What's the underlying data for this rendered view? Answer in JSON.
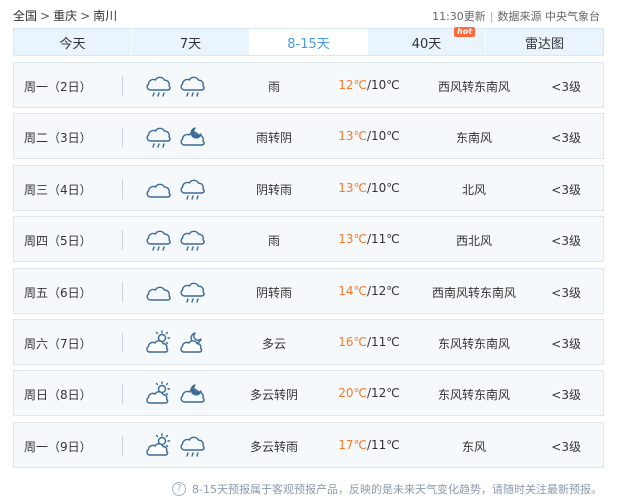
{
  "breadcrumb": {
    "items": [
      "全国",
      "重庆",
      "南川"
    ],
    "separator": ">"
  },
  "header": {
    "update_time": "11:30更新",
    "source": "数据来源 中央气象台"
  },
  "tabs": [
    {
      "label": "今天",
      "active": false
    },
    {
      "label": "7天",
      "active": false
    },
    {
      "label": "8-15天",
      "active": true
    },
    {
      "label": "40天",
      "active": false,
      "badge": "hot"
    },
    {
      "label": "雷达图",
      "active": false
    }
  ],
  "days": [
    {
      "date": "周一（2日）",
      "icon1": "rain-cloud-icon",
      "icon2": "rain-cloud-icon",
      "condition": "雨",
      "high": "12℃",
      "low": "/10℃",
      "wind": "西风转东南风",
      "level": "<3级"
    },
    {
      "date": "周二（3日）",
      "icon1": "rain-cloud-icon",
      "icon2": "overcast-night-icon",
      "condition": "雨转阴",
      "high": "13℃",
      "low": "/10℃",
      "wind": "东南风",
      "level": "<3级"
    },
    {
      "date": "周三（4日）",
      "icon1": "overcast-cloud-icon",
      "icon2": "rain-cloud-icon",
      "condition": "阴转雨",
      "high": "13℃",
      "low": "/10℃",
      "wind": "北风",
      "level": "<3级"
    },
    {
      "date": "周四（5日）",
      "icon1": "rain-cloud-icon",
      "icon2": "rain-cloud-icon",
      "condition": "雨",
      "high": "13℃",
      "low": "/11℃",
      "wind": "西北风",
      "level": "<3级"
    },
    {
      "date": "周五（6日）",
      "icon1": "overcast-cloud-icon",
      "icon2": "rain-cloud-icon",
      "condition": "阴转雨",
      "high": "14℃",
      "low": "/12℃",
      "wind": "西南风转东南风",
      "level": "<3级"
    },
    {
      "date": "周六（7日）",
      "icon1": "partly-cloudy-sun-icon",
      "icon2": "partly-cloudy-moon-icon",
      "condition": "多云",
      "high": "16℃",
      "low": "/11℃",
      "wind": "东风转东南风",
      "level": "<3级"
    },
    {
      "date": "周日（8日）",
      "icon1": "partly-cloudy-sun-icon",
      "icon2": "overcast-night-icon",
      "condition": "多云转阴",
      "high": "20℃",
      "low": "/12℃",
      "wind": "东风转东南风",
      "level": "<3级"
    },
    {
      "date": "周一（9日）",
      "icon1": "partly-cloudy-sun-icon",
      "icon2": "rain-cloud-icon",
      "condition": "多云转雨",
      "high": "17℃",
      "low": "/11℃",
      "wind": "东风",
      "level": "<3级"
    }
  ],
  "footer": {
    "note": "8-15天预报属于客观预报产品，反映的是未来天气变化趋势，请随时关注最新预报。",
    "help_icon": "?"
  }
}
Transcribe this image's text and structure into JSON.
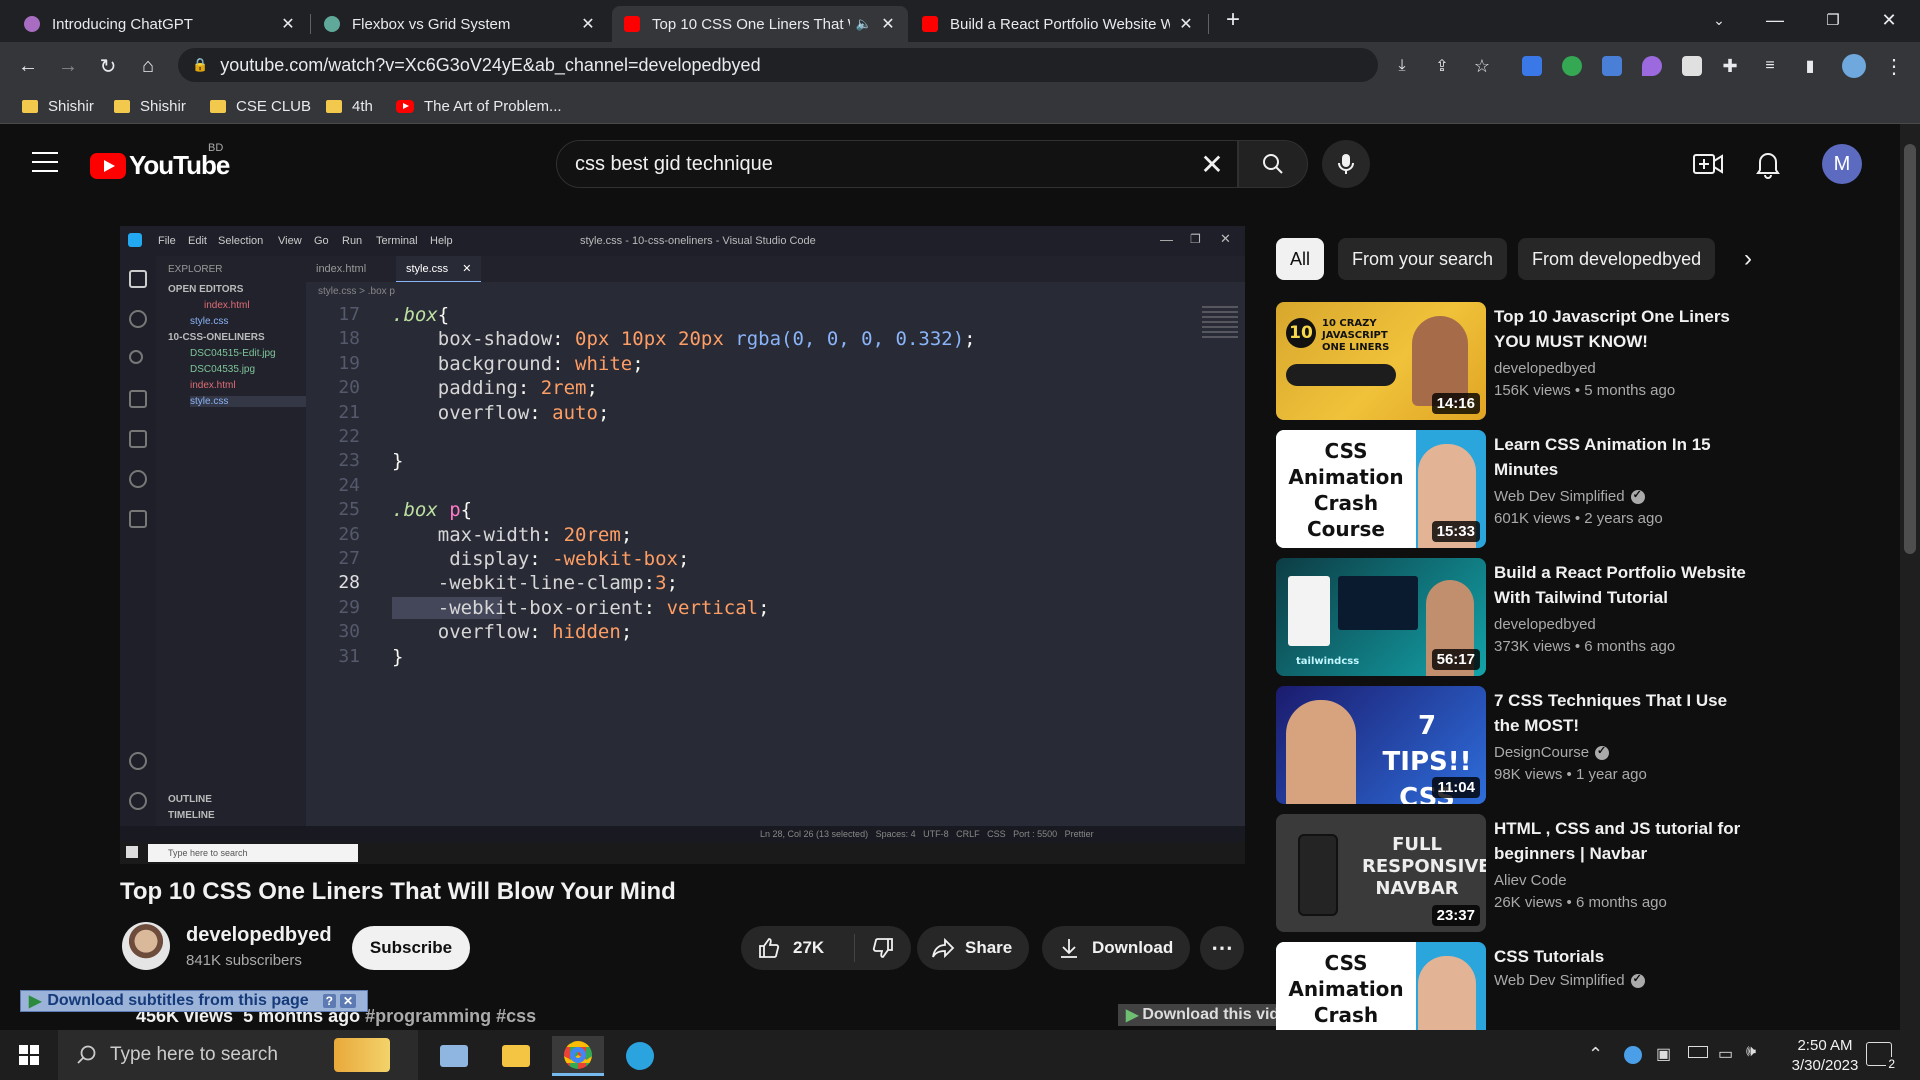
{
  "browser": {
    "tabs": [
      {
        "title": "Introducing ChatGPT",
        "favicon_color": "#a86cc1",
        "active": false
      },
      {
        "title": "Flexbox vs Grid System",
        "favicon_color": "#5fa89a",
        "active": false
      },
      {
        "title": "Top 10 CSS One Liners That W",
        "favicon_color": "#ff0000",
        "active": true
      },
      {
        "title": "Build a React Portfolio Website W",
        "favicon_color": "#ff0000",
        "active": false
      }
    ],
    "url": "youtube.com/watch?v=Xc6G3oV24yE&ab_channel=developedbyed",
    "bookmarks": [
      "Shishir",
      "Shishir",
      "CSE CLUB",
      "4th",
      "The Art of Problem..."
    ]
  },
  "youtube": {
    "logo_text": "YouTube",
    "country_code": "BD",
    "search_query": "css best gid technique",
    "avatar_letter": "M"
  },
  "player": {
    "vscode": {
      "menu": [
        "File",
        "Edit",
        "Selection",
        "View",
        "Go",
        "Run",
        "Terminal",
        "Help"
      ],
      "window_title": "style.css - 10-css-oneliners - Visual Studio Code",
      "explorer_label": "EXPLORER",
      "open_editors_label": "OPEN EDITORS",
      "open_editors": [
        "index.html",
        "style.css"
      ],
      "folder_label": "10-CSS-ONELINERS",
      "files": [
        "DSC04515-Edit.jpg",
        "DSC04535.jpg",
        "index.html",
        "style.css"
      ],
      "outline_label": "OUTLINE",
      "timeline_label": "TIMELINE",
      "tabs": [
        "index.html",
        "style.css"
      ],
      "breadcrumb": "style.css > .box p",
      "code_lines": [
        {
          "n": "17",
          "text": ".box{"
        },
        {
          "n": "18",
          "text": "    box-shadow: 0px 10px 20px rgba(0, 0, 0, 0.332);"
        },
        {
          "n": "19",
          "text": "    background: white;"
        },
        {
          "n": "20",
          "text": "    padding: 2rem;"
        },
        {
          "n": "21",
          "text": "    overflow: auto;"
        },
        {
          "n": "22",
          "text": ""
        },
        {
          "n": "23",
          "text": "}"
        },
        {
          "n": "24",
          "text": ""
        },
        {
          "n": "25",
          "text": ".box p{"
        },
        {
          "n": "26",
          "text": "    max-width: 20rem;"
        },
        {
          "n": "27",
          "text": "     display: -webkit-box;"
        },
        {
          "n": "28",
          "text": "    -webkit-line-clamp:3;"
        },
        {
          "n": "29",
          "text": "    -webkit-box-orient: vertical;"
        },
        {
          "n": "30",
          "text": "    overflow: hidden;"
        },
        {
          "n": "31",
          "text": "}"
        }
      ],
      "status_right": "Ln 28, Col 26 (13 selected)   Spaces: 4   UTF-8   CRLF   CSS   Port : 5500   Prettier",
      "taskbar_search": "Type here to search"
    }
  },
  "video": {
    "title": "Top 10 CSS One Liners That Will Blow Your Mind",
    "channel": "developedbyed",
    "subscribers": "841K subscribers",
    "subscribe_label": "Subscribe",
    "likes": "27K",
    "share_label": "Share",
    "download_label": "Download",
    "views": "456K views  5 months ago",
    "tags": "#programming #css",
    "dl_subtitles": "Download subtitles from this page",
    "dl_video": "Download this video"
  },
  "chips": [
    "All",
    "From your search",
    "From developedbyed"
  ],
  "recommended": [
    {
      "title": "Top 10 Javascript One Liners YOU MUST KNOW!",
      "channel": "developedbyed",
      "verified": false,
      "meta": "156K views  •  5 months ago",
      "duration": "14:16",
      "thumb_text": "10 CRAZY JAVASCRIPT ONE LINERS"
    },
    {
      "title": "Learn CSS Animation In 15 Minutes",
      "channel": "Web Dev Simplified",
      "verified": true,
      "meta": "601K views  •  2 years ago",
      "duration": "15:33",
      "thumb_text": "CSS Animation Crash Course"
    },
    {
      "title": "Build a React Portfolio Website With Tailwind Tutorial",
      "channel": "developedbyed",
      "verified": false,
      "meta": "373K views  •  6 months ago",
      "duration": "56:17",
      "thumb_text": "tailwindcss"
    },
    {
      "title": "7 CSS Techniques That I Use the MOST!",
      "channel": "DesignCourse",
      "verified": true,
      "meta": "98K views  •  1 year ago",
      "duration": "11:04",
      "thumb_text": "7 TIPS!! CSS"
    },
    {
      "title": "HTML , CSS and JS tutorial for beginners | Navbar",
      "channel": "Aliev Code",
      "verified": false,
      "meta": "26K views  •  6 months ago",
      "duration": "23:37",
      "thumb_text": "FULL RESPONSIVE NAVBAR"
    },
    {
      "title": "CSS Tutorials",
      "channel": "Web Dev Simplified",
      "verified": true,
      "meta": "",
      "duration": "",
      "thumb_text": "CSS Animation Crash"
    }
  ],
  "taskbar": {
    "search_placeholder": "Type here to search",
    "time": "2:50 AM",
    "date": "3/30/2023",
    "notification_count": "2"
  }
}
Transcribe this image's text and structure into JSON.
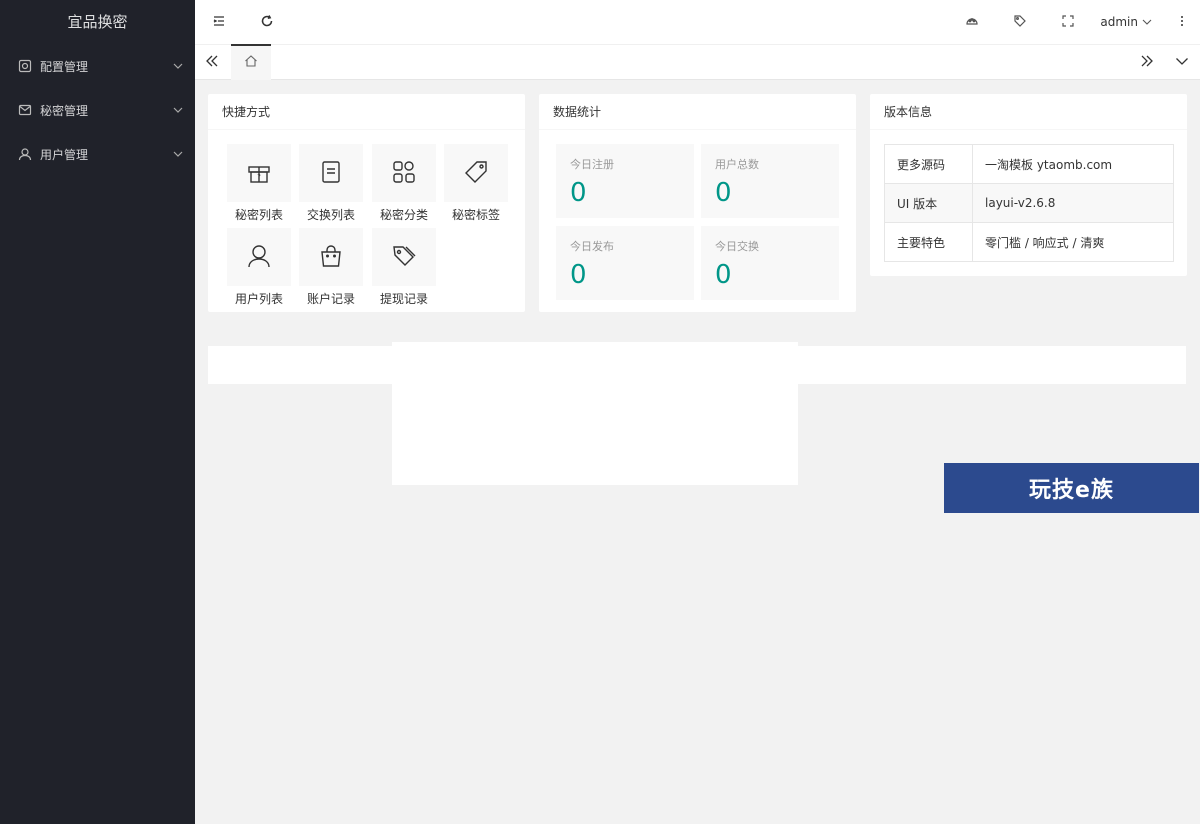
{
  "sidebar": {
    "logo": "宜品换密",
    "items": [
      {
        "label": "配置管理",
        "icon": "settings-icon"
      },
      {
        "label": "秘密管理",
        "icon": "mail-icon"
      },
      {
        "label": "用户管理",
        "icon": "user-icon"
      }
    ]
  },
  "header": {
    "left_icons": [
      "menu-fold-icon",
      "refresh-icon"
    ],
    "right_icons": [
      "theme-icon",
      "tag-icon",
      "fullscreen-icon",
      "more-icon"
    ],
    "user": "admin"
  },
  "tabs": {
    "home_icon": "home-icon"
  },
  "shortcuts": {
    "title": "快捷方式",
    "items": [
      {
        "label": "秘密列表",
        "icon": "gift-box-icon"
      },
      {
        "label": "交换列表",
        "icon": "note-icon"
      },
      {
        "label": "秘密分类",
        "icon": "apps-icon"
      },
      {
        "label": "秘密标签",
        "icon": "tag-icon"
      },
      {
        "label": "用户列表",
        "icon": "user-icon"
      },
      {
        "label": "账户记录",
        "icon": "bag-icon"
      },
      {
        "label": "提现记录",
        "icon": "tags-icon"
      }
    ]
  },
  "stats": {
    "title": "数据统计",
    "items": [
      {
        "label": "今日注册",
        "value": "0"
      },
      {
        "label": "用户总数",
        "value": "0"
      },
      {
        "label": "今日发布",
        "value": "0"
      },
      {
        "label": "今日交换",
        "value": "0"
      }
    ]
  },
  "version": {
    "title": "版本信息",
    "rows": [
      {
        "key": "更多源码",
        "value": "一淘模板 ytaomb.com"
      },
      {
        "key": "UI 版本",
        "value": "layui-v2.6.8"
      },
      {
        "key": "主要特色",
        "value": "零门槛 / 响应式 / 清爽"
      }
    ]
  },
  "watermark": "玩技e族",
  "colors": {
    "sidebar": "#20222a",
    "accent": "#009688",
    "watermark_bg": "#2c4a8e"
  }
}
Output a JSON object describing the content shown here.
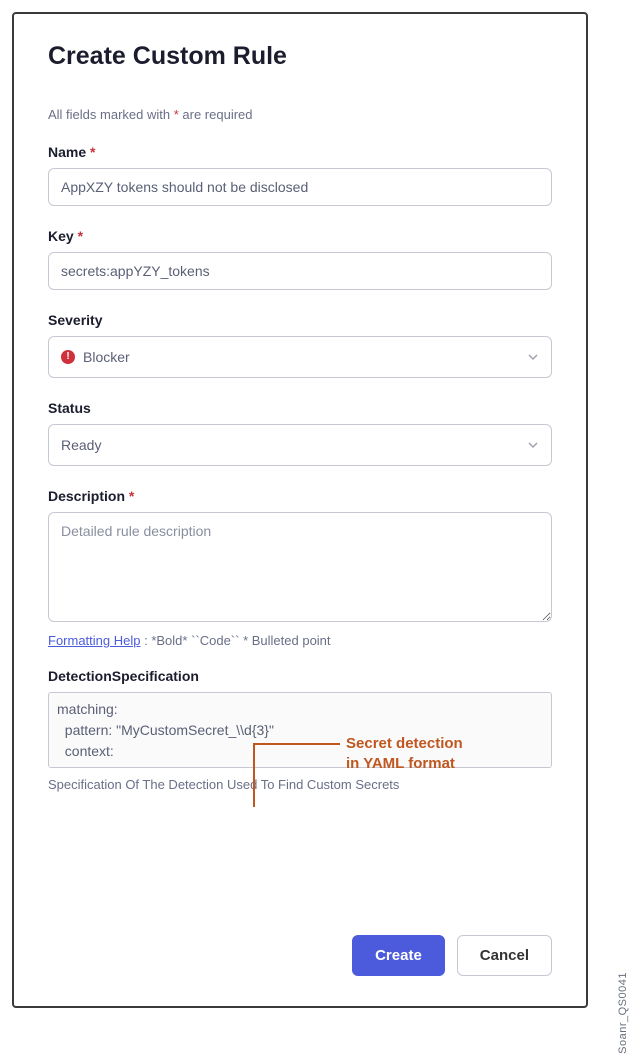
####################
Brief
Extract every line that has the string "Download" in it.

The output
    "download_label": "Download",
    "dl_subtitles": "Download subtitles from this page",
    "dl_video": "Download this video"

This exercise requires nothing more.